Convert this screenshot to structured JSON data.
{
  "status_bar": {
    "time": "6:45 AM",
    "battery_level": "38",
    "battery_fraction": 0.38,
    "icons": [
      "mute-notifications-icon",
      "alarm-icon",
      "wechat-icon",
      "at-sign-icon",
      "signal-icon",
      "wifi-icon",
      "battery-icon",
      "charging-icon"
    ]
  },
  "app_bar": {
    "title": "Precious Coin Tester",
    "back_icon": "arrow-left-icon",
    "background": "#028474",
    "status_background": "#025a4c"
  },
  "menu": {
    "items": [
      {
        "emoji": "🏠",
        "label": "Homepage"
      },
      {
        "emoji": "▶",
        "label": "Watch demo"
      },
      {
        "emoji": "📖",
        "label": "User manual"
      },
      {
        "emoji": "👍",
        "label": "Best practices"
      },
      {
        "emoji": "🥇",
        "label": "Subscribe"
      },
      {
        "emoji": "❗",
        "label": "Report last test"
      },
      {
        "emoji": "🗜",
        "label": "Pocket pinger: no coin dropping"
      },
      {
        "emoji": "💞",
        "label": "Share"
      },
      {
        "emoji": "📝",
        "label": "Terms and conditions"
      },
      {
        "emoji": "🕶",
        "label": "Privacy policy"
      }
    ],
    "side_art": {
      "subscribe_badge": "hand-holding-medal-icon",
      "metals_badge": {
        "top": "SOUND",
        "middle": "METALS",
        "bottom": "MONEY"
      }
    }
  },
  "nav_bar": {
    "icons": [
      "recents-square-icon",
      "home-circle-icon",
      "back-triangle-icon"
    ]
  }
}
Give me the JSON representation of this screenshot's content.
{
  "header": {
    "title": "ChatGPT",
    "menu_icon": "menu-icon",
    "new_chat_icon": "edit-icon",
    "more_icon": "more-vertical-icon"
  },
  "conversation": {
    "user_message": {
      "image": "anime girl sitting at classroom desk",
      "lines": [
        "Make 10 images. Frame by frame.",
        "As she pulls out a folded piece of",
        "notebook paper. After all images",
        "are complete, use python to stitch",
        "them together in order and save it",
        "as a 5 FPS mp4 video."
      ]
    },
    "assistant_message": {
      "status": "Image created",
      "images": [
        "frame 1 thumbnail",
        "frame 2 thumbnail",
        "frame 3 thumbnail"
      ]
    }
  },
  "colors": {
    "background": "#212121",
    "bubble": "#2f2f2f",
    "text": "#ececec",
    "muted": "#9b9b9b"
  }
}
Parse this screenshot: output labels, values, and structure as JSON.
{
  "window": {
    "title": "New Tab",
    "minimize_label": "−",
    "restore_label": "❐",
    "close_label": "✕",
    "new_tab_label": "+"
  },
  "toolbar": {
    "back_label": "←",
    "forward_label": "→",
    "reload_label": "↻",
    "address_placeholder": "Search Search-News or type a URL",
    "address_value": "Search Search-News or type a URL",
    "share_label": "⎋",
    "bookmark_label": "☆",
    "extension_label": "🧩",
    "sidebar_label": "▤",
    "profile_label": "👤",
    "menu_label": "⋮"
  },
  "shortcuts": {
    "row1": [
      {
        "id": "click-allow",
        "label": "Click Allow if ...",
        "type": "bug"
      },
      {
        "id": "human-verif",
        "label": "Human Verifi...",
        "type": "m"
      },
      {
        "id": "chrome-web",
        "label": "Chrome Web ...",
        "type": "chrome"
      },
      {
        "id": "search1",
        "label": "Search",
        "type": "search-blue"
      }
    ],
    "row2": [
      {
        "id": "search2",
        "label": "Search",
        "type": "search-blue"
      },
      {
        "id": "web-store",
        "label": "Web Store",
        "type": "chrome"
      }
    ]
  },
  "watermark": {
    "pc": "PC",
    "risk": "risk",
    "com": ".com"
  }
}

- - - -

Task -
Your task is to gather all lines from the entries above that hold the word "type".

Solution -
    "address_placeholder": "Search Search-News or type a URL",
    "address_value": "Search Search-News or type a URL",
        "type": "bug"
        "type": "m"
        "type": "chrome"
        "type": "search-blue"
        "type": "search-blue"
        "type": "chrome"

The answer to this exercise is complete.